[start Dataset entries]

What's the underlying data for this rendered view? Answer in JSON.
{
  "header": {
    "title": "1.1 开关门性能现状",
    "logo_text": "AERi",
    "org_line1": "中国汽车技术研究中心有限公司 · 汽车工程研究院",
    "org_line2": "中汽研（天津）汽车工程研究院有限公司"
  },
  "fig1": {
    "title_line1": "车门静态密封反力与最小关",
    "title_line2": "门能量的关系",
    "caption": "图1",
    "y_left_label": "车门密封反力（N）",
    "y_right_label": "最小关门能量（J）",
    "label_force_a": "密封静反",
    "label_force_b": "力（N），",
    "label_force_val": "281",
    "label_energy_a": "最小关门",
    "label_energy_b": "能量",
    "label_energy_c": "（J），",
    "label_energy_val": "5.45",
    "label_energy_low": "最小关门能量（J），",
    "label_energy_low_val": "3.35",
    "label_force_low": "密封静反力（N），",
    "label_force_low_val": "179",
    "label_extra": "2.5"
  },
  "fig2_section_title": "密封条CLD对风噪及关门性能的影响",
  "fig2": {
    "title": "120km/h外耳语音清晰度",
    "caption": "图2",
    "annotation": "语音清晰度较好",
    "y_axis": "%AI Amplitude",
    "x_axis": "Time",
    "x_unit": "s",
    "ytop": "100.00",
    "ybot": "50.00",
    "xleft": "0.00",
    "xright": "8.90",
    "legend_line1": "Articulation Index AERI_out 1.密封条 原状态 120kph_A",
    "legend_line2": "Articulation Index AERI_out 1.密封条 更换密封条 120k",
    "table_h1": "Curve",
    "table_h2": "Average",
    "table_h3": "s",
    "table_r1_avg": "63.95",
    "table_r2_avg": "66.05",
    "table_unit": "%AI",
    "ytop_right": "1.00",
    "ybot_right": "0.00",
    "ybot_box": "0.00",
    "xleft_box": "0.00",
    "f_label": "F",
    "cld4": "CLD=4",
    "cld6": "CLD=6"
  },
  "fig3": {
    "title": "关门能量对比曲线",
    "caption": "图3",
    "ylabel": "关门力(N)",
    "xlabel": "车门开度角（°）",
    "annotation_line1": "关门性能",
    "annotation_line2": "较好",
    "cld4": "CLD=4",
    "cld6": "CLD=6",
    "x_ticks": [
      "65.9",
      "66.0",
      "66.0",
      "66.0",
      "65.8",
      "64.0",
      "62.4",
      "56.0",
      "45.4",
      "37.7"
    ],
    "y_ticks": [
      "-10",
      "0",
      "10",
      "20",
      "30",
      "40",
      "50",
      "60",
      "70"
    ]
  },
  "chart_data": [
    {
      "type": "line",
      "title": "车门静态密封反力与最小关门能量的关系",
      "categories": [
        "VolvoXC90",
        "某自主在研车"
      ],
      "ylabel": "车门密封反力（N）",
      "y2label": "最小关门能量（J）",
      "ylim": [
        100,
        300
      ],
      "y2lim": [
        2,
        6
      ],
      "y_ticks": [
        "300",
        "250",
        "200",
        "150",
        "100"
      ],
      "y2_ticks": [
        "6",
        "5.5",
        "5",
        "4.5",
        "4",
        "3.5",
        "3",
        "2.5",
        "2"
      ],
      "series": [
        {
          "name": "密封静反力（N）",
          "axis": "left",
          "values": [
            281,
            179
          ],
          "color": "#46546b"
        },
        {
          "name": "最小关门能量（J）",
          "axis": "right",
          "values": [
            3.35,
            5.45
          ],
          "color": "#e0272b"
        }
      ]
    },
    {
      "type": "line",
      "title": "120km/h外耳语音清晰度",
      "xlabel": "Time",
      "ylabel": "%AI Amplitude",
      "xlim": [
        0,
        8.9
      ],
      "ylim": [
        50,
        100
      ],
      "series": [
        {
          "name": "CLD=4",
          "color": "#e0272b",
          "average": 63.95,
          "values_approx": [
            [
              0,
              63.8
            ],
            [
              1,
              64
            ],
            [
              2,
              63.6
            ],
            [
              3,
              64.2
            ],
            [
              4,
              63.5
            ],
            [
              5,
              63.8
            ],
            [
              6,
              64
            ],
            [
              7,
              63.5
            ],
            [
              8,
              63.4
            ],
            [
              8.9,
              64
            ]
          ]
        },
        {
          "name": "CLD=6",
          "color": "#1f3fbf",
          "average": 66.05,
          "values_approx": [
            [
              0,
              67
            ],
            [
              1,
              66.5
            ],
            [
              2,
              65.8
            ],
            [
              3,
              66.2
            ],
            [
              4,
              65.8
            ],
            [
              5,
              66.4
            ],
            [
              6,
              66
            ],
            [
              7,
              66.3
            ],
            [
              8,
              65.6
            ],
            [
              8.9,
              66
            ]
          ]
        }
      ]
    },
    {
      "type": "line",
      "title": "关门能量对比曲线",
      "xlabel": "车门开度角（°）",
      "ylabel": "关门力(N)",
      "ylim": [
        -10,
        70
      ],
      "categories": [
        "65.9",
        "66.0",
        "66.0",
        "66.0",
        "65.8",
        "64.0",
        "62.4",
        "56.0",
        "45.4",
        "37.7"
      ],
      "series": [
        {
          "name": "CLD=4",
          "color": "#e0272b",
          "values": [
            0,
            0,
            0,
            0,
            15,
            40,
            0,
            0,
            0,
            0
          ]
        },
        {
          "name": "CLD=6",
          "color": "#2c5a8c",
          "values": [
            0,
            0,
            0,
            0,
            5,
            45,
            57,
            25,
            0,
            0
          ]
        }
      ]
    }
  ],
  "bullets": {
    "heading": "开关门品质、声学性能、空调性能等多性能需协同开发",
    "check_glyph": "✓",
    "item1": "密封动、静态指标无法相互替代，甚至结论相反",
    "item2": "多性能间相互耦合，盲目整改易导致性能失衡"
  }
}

[end Dataset entries]

• What you will do: Reproduce the entries above in full by retyping them exactly.

• In response:
What's the underlying data for this rendered view? Answer in JSON.
{
  "header": {
    "title": "1.1 开关门性能现状",
    "logo_text": "AERi",
    "org_line1": "中国汽车技术研究中心有限公司 · 汽车工程研究院",
    "org_line2": "中汽研（天津）汽车工程研究院有限公司"
  },
  "fig1": {
    "title_line1": "车门静态密封反力与最小关",
    "title_line2": "门能量的关系",
    "caption": "图1",
    "y_left_label": "车门密封反力（N）",
    "y_right_label": "最小关门能量（J）",
    "label_force_a": "密封静反",
    "label_force_b": "力（N），",
    "label_force_val": "281",
    "label_energy_a": "最小关门",
    "label_energy_b": "能量",
    "label_energy_c": "（J），",
    "label_energy_val": "5.45",
    "label_energy_low": "最小关门能量（J），",
    "label_energy_low_val": "3.35",
    "label_force_low": "密封静反力（N），",
    "label_force_low_val": "179",
    "label_extra": "2.5"
  },
  "fig2_section_title": "密封条CLD对风噪及关门性能的影响",
  "fig2": {
    "title": "120km/h外耳语音清晰度",
    "caption": "图2",
    "annotation": "语音清晰度较好",
    "y_axis": "%AI Amplitude",
    "x_axis": "Time",
    "x_unit": "s",
    "ytop": "100.00",
    "ybot": "50.00",
    "xleft": "0.00",
    "xright": "8.90",
    "legend_line1": "Articulation Index AERI_out 1.密封条 原状态 120kph_A",
    "legend_line2": "Articulation Index AERI_out 1.密封条 更换密封条 120k",
    "table_h1": "Curve",
    "table_h2": "Average",
    "table_h3": "s",
    "table_r1_avg": "63.95",
    "table_r2_avg": "66.05",
    "table_unit": "%AI",
    "ytop_right": "1.00",
    "ybot_right": "0.00",
    "ybot_box": "0.00",
    "xleft_box": "0.00",
    "f_label": "F",
    "cld4": "CLD=4",
    "cld6": "CLD=6"
  },
  "fig3": {
    "title": "关门能量对比曲线",
    "caption": "图3",
    "ylabel": "关门力(N)",
    "xlabel": "车门开度角（°）",
    "annotation_line1": "关门性能",
    "annotation_line2": "较好",
    "cld4": "CLD=4",
    "cld6": "CLD=6",
    "x_ticks": [
      "65.9",
      "66.0",
      "66.0",
      "66.0",
      "65.8",
      "64.0",
      "62.4",
      "56.0",
      "45.4",
      "37.7"
    ],
    "y_ticks": [
      "-10",
      "0",
      "10",
      "20",
      "30",
      "40",
      "50",
      "60",
      "70"
    ]
  },
  "chart_data": [
    {
      "type": "line",
      "title": "车门静态密封反力与最小关门能量的关系",
      "categories": [
        "VolvoXC90",
        "某自主在研车"
      ],
      "ylabel": "车门密封反力（N）",
      "y2label": "最小关门能量（J）",
      "ylim": [
        100,
        300
      ],
      "y2lim": [
        2,
        6
      ],
      "y_ticks": [
        "300",
        "250",
        "200",
        "150",
        "100"
      ],
      "y2_ticks": [
        "6",
        "5.5",
        "5",
        "4.5",
        "4",
        "3.5",
        "3",
        "2.5",
        "2"
      ],
      "series": [
        {
          "name": "密封静反力（N）",
          "axis": "left",
          "values": [
            281,
            179
          ],
          "color": "#46546b"
        },
        {
          "name": "最小关门能量（J）",
          "axis": "right",
          "values": [
            3.35,
            5.45
          ],
          "color": "#e0272b"
        }
      ]
    },
    {
      "type": "line",
      "title": "120km/h外耳语音清晰度",
      "xlabel": "Time",
      "ylabel": "%AI Amplitude",
      "xlim": [
        0,
        8.9
      ],
      "ylim": [
        50,
        100
      ],
      "series": [
        {
          "name": "CLD=4",
          "color": "#e0272b",
          "average": 63.95,
          "values_approx": [
            [
              0,
              63.8
            ],
            [
              1,
              64
            ],
            [
              2,
              63.6
            ],
            [
              3,
              64.2
            ],
            [
              4,
              63.5
            ],
            [
              5,
              63.8
            ],
            [
              6,
              64
            ],
            [
              7,
              63.5
            ],
            [
              8,
              63.4
            ],
            [
              8.9,
              64
            ]
          ]
        },
        {
          "name": "CLD=6",
          "color": "#1f3fbf",
          "average": 66.05,
          "values_approx": [
            [
              0,
              67
            ],
            [
              1,
              66.5
            ],
            [
              2,
              65.8
            ],
            [
              3,
              66.2
            ],
            [
              4,
              65.8
            ],
            [
              5,
              66.4
            ],
            [
              6,
              66
            ],
            [
              7,
              66.3
            ],
            [
              8,
              65.6
            ],
            [
              8.9,
              66
            ]
          ]
        }
      ]
    },
    {
      "type": "line",
      "title": "关门能量对比曲线",
      "xlabel": "车门开度角（°）",
      "ylabel": "关门力(N)",
      "ylim": [
        -10,
        70
      ],
      "categories": [
        "65.9",
        "66.0",
        "66.0",
        "66.0",
        "65.8",
        "64.0",
        "62.4",
        "56.0",
        "45.4",
        "37.7"
      ],
      "series": [
        {
          "name": "CLD=4",
          "color": "#e0272b",
          "values": [
            0,
            0,
            0,
            0,
            15,
            40,
            0,
            0,
            0,
            0
          ]
        },
        {
          "name": "CLD=6",
          "color": "#2c5a8c",
          "values": [
            0,
            0,
            0,
            0,
            5,
            45,
            57,
            25,
            0,
            0
          ]
        }
      ]
    }
  ],
  "bullets": {
    "heading": "开关门品质、声学性能、空调性能等多性能需协同开发",
    "check_glyph": "✓",
    "item1": "密封动、静态指标无法相互替代，甚至结论相反",
    "item2": "多性能间相互耦合，盲目整改易导致性能失衡"
  }
}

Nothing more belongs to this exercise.